**Dataset excerpts:**

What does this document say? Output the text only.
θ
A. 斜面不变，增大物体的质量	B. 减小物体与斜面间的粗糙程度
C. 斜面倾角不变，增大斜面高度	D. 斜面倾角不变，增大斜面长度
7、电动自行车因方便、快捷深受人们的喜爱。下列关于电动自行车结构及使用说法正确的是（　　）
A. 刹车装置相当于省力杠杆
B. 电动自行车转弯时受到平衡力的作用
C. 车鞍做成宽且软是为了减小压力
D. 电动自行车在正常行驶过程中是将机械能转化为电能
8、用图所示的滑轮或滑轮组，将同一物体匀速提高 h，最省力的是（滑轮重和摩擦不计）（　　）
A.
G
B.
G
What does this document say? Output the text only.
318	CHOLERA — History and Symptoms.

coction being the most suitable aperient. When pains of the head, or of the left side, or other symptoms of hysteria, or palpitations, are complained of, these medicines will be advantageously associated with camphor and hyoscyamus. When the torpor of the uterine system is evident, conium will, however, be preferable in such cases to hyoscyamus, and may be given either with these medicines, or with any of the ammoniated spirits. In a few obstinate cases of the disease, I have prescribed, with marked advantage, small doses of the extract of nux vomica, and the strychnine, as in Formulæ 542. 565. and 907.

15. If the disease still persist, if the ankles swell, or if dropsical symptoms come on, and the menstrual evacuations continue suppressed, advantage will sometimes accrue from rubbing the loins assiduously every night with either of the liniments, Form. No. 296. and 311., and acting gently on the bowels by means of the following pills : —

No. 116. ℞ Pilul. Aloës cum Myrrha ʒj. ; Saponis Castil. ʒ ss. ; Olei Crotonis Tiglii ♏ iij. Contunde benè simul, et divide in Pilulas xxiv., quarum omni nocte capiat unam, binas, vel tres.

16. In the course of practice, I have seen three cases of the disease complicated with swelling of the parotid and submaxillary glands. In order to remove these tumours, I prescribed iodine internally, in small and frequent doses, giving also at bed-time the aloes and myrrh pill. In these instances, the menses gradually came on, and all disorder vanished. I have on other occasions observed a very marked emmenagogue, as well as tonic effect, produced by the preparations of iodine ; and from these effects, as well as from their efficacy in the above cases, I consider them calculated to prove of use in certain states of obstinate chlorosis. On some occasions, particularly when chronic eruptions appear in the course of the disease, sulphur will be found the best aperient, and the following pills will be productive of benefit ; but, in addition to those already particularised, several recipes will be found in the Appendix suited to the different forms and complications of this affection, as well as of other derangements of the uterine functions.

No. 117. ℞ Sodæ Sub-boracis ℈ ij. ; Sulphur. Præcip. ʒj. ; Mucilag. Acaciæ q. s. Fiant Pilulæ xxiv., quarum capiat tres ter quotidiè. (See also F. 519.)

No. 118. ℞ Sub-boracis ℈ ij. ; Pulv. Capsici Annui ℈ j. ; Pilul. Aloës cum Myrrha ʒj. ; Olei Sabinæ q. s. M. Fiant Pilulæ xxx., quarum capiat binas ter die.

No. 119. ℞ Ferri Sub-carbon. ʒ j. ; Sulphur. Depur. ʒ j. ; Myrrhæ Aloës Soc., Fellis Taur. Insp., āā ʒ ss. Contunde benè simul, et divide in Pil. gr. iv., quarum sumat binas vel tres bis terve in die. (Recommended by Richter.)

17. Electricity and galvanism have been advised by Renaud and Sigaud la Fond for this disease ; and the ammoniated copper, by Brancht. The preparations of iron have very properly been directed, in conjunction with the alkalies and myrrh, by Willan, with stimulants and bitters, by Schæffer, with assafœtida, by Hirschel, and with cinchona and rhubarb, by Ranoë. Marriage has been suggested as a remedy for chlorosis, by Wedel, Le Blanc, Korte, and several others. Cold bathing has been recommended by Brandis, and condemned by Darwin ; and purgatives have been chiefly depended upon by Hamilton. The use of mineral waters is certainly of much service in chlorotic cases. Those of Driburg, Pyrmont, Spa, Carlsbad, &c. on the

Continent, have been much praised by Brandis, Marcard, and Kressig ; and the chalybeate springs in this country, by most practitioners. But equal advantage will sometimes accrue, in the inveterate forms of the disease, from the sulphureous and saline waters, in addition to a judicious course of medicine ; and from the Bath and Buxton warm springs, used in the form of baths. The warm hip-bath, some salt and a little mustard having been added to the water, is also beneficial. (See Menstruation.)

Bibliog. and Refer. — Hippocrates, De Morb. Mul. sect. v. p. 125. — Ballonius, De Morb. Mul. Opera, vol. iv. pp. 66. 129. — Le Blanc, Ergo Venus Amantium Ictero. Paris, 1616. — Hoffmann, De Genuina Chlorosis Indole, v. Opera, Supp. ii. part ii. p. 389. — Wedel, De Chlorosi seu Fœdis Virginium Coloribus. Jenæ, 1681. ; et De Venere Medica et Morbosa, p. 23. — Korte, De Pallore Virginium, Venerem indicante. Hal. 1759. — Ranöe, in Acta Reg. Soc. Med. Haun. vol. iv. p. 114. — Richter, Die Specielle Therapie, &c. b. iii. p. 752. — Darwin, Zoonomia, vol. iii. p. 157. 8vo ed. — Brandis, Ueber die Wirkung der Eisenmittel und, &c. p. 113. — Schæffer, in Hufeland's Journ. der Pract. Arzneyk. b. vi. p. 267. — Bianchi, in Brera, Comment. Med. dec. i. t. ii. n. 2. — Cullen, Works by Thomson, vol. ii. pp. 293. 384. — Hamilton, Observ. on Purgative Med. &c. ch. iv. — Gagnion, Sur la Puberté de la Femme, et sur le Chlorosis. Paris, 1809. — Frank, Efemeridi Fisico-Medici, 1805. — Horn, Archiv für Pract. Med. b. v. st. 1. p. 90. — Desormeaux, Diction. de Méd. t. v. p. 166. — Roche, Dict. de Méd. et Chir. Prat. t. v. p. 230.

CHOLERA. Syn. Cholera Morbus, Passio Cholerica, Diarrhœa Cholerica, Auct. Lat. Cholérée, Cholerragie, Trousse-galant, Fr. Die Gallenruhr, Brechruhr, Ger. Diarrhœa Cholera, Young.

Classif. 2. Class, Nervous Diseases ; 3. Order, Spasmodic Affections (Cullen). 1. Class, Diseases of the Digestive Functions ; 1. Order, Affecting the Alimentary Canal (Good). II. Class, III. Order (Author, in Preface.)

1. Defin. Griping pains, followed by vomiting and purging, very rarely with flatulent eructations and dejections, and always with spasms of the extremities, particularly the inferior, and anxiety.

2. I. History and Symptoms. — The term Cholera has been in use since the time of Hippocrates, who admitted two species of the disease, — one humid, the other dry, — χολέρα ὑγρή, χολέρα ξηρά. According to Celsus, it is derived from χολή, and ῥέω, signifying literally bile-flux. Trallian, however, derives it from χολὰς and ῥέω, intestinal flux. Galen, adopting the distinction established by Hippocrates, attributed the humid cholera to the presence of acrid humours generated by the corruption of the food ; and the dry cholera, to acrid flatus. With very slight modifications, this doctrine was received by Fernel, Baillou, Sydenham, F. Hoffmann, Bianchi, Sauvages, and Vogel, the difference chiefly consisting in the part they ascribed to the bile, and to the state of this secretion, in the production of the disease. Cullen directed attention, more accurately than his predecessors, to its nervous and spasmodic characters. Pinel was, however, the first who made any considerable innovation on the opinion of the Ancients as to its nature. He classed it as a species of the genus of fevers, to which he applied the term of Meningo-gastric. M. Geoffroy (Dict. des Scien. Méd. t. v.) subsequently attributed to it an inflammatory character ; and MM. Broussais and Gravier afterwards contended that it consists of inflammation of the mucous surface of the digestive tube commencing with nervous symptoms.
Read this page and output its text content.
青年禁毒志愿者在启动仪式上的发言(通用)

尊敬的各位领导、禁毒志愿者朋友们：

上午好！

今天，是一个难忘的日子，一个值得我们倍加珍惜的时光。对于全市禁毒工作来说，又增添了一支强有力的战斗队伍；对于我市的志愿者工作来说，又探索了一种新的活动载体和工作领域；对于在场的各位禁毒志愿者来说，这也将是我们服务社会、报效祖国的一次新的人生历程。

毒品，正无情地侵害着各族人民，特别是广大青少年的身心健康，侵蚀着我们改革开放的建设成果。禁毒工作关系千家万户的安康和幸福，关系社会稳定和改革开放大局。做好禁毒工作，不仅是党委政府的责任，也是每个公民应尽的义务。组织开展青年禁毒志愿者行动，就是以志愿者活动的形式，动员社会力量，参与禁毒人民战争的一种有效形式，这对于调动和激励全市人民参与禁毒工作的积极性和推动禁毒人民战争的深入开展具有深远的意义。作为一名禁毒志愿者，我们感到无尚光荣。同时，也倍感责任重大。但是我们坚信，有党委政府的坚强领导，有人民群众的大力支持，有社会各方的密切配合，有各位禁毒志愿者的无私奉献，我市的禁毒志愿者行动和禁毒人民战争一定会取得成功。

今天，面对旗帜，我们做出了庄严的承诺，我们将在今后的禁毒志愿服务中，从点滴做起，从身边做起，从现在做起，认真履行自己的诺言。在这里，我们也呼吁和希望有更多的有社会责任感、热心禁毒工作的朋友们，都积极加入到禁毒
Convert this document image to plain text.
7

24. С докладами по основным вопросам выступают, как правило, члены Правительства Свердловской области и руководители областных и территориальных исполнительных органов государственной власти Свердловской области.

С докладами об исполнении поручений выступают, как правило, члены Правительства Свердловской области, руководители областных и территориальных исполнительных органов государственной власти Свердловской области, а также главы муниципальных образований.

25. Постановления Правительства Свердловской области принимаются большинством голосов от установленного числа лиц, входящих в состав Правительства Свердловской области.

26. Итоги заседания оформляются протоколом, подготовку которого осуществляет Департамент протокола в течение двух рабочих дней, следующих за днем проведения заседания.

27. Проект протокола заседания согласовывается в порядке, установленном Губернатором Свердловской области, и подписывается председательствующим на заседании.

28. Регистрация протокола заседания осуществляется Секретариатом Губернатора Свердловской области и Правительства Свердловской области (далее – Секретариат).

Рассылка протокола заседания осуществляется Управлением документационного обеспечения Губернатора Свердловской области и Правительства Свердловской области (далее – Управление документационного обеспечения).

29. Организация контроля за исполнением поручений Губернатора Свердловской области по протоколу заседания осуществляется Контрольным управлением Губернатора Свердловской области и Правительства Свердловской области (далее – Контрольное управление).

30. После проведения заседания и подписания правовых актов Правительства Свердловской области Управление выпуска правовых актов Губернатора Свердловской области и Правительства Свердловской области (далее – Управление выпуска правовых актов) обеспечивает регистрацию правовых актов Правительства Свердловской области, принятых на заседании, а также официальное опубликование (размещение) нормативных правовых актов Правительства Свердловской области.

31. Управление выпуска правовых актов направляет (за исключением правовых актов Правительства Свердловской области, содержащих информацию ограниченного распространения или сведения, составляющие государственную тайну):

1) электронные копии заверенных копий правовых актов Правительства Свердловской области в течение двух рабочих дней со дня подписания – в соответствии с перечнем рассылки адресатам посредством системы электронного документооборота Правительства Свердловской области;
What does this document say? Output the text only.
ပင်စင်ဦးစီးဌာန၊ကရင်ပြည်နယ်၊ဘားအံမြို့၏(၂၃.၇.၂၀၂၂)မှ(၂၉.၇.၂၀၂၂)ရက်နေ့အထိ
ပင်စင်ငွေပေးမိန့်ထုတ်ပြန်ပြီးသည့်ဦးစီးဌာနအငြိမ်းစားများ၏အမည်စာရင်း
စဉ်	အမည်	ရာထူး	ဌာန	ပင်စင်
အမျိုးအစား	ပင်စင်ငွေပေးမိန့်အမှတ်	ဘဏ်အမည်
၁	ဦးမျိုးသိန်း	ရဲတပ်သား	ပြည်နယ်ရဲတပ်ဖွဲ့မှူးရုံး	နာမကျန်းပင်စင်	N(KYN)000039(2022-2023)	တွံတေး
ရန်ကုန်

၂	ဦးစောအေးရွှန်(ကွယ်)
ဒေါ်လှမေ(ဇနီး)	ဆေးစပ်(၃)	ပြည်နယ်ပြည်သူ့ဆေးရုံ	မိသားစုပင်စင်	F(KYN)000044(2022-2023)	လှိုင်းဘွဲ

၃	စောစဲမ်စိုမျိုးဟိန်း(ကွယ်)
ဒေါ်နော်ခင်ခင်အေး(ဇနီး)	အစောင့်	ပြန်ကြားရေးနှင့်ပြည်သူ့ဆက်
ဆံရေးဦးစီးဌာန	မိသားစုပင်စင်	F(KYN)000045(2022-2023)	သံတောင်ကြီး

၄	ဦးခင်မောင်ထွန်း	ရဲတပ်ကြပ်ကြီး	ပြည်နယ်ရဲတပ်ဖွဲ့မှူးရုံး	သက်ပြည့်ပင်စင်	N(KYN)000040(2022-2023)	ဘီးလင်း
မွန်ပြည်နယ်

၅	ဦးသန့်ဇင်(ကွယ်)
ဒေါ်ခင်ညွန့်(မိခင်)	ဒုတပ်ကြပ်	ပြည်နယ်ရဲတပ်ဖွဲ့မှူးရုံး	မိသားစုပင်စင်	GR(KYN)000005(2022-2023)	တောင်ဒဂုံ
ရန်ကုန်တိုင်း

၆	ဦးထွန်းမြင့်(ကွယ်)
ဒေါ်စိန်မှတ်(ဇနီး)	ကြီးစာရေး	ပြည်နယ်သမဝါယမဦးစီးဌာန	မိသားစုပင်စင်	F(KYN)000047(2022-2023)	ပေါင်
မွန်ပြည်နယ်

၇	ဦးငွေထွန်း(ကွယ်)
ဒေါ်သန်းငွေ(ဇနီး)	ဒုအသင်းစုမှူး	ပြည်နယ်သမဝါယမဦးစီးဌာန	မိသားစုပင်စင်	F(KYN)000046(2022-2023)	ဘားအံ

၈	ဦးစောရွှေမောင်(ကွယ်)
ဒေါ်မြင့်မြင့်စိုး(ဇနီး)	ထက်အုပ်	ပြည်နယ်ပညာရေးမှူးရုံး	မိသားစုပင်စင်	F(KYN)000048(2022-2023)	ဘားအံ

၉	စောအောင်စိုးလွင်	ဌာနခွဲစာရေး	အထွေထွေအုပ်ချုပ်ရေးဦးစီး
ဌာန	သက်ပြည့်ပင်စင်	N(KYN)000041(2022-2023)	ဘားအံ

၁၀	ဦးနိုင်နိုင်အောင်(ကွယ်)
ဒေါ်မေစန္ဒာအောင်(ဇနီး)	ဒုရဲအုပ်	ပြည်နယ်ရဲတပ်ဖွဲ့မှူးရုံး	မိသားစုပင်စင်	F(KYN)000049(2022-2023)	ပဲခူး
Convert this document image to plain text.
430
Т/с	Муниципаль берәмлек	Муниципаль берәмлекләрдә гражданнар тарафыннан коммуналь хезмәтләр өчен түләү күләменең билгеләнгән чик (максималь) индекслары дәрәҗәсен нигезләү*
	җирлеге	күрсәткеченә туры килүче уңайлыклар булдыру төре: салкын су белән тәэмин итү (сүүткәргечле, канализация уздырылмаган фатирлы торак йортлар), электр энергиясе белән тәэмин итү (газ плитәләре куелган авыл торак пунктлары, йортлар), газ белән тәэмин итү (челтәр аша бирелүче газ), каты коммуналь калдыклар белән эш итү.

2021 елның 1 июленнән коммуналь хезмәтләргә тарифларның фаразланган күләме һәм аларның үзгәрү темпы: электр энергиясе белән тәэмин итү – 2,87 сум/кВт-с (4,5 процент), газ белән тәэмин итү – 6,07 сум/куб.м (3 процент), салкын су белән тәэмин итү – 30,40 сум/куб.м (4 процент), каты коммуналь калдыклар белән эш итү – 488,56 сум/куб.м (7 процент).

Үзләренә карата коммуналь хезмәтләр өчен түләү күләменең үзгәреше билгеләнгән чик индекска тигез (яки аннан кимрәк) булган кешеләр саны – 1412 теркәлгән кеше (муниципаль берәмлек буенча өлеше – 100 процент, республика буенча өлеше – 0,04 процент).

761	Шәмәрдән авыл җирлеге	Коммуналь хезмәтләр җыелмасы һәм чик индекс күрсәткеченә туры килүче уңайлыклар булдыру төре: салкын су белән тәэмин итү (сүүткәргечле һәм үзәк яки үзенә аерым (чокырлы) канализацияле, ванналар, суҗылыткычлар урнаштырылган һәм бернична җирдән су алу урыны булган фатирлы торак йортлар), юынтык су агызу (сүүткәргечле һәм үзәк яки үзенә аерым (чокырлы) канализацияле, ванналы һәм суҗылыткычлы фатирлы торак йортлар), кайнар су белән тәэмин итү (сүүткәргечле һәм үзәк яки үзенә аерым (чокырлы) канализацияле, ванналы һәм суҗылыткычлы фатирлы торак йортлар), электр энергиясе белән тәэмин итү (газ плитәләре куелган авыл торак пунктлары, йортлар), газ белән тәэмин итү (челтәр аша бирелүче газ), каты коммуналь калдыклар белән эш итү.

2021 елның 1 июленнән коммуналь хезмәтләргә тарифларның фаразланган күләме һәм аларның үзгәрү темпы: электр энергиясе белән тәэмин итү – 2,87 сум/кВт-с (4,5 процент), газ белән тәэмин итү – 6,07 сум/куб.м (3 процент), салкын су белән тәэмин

**Your instructions:** From the entries above, pull out each line that includes "tres".

**Exercise result:**
No. 116. ℞ Pilul. Aloës cum Myrrha ʒj. ; Saponis Castil. ʒ ss. ; Olei Crotonis Tiglii ♏ iij. Contunde benè simul, et divide in Pilulas xxiv., quarum omni nocte capiat unam, binas, vel tres.
No. 117. ℞ Sodæ Sub-boracis ℈ ij. ; Sulphur. Præcip. ʒj. ; Mucilag. Acaciæ q. s. Fiant Pilulæ xxiv., quarum capiat tres ter quotidiè. (See also F. 519.)
No. 119. ℞ Ferri Sub-carbon. ʒ j. ; Sulphur. Depur. ʒ j. ; Myrrhæ Aloës Soc., Fellis Taur. Insp., āā ʒ ss. Contunde benè simul, et divide in Pil. gr. iv., quarum sumat binas vel tres bis terve in die. (Recommended by Richter.)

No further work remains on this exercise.